Directives =
1. Quote the praying mantis thread between "Then I had one" and "daddy long legs.", inclusive.
2. In two sentences, summarize the praying mantis thread.

# This is why we can't have nice things...



## JStinson (Mar 30, 2013)

...because other things eat them. 

I left him alone...and he's been on the hive for a couple of days. I figure he really can't be doing a whole lot of damage. 

This bee was still alive while she was being nibbled on. She eventually got lose and I picked her up to look at her. She had a bite mark on her. Didn't look too serious. I don't know if she ended up making it or not.


----------



## jdmidwest (Jul 9, 2012)

I love the praying mantis. I usually have some around the house. 

One stayed on a hummingbird feeder pole for about a week a few years ago catching yellow jackets. I would even bring him a grasshopper and feed him like a pet.

Then I had one that I found eating a tomato hornworm. That was very beneficial.









I am surprised the bees did not gang up on him and get rid of him. I have seen them get rid of bumbles, red wasps, and daddy long legs.


----------



## stajerc61 (Nov 17, 2009)

Just had one at the house two weeks ago. Did not know they were carnivorous. Have not seen one by the hives. Also had a walking stick last weekend. Cool pics.


----------



## jdmidwest (Jul 9, 2012)

They are interesting insects. I have caged and fed them, kept them as pets for a while. Kids love them.

Most are pretty tame and will walk on your finger and let you hold them after a short while. And they are carnivorous, you can feed them crickets or any other insect flying around.


----------



## JStinson (Mar 30, 2013)

I just wonder how he caught that bee. I have this mental image of a bee flying past at a full 18 mph and the praying mantis snapping her out of the air. I suppose the more likely scenario is that she landed or crawled across his claws.


----------



## jdmidwest (Jul 9, 2012)

They have catlike reflexes and stealth. Probably caught it in mid air.


----------



## Bee Bliss (Jun 9, 2010)

Thought I read where the mantis will prey on hummingbirds and can inflict injury on humans...


----------



## Slow Modem (Oct 6, 2011)

jdmidwest said:


> I love the praying mantis. I usually have some around the house.
> 
> One stayed on a hummingbird feeder pole for about a week a few years ago catching yellow jackets. I would even bring him a grasshopper and feed him like a pet.


I have read where they will eat hummingbirds.


----------

Listing =
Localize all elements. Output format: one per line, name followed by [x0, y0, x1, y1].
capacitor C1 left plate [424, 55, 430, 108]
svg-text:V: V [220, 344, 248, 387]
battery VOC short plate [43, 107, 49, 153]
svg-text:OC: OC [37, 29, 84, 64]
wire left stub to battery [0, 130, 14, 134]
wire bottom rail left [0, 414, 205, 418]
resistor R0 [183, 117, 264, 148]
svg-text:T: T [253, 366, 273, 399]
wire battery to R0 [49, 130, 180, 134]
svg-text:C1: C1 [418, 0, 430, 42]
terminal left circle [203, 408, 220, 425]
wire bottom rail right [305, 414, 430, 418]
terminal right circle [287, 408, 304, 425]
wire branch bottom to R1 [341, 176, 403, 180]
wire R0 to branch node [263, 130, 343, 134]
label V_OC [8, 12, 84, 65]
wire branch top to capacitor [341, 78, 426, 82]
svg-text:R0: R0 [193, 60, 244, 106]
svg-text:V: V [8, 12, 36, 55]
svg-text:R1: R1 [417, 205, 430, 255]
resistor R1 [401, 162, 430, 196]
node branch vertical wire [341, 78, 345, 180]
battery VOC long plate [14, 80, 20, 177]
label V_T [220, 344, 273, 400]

Task results =
1.
Then I had one that I found eating a tomato hornworm. That was very beneficial.









I am surprised the bees did not gang up on him and get rid of him. I have seen them get rid of bumbles, red wasps, and daddy long legs.

2. The thread opens with a post about a mantis that had been on a hive for a couple of days and was seen nibbling on a still-living bee, which got loose with a bite mark. Other posters describe keeping mantises around the house or as pets and feeding them insects, and two mention having read that mantises will prey on hummingbirds.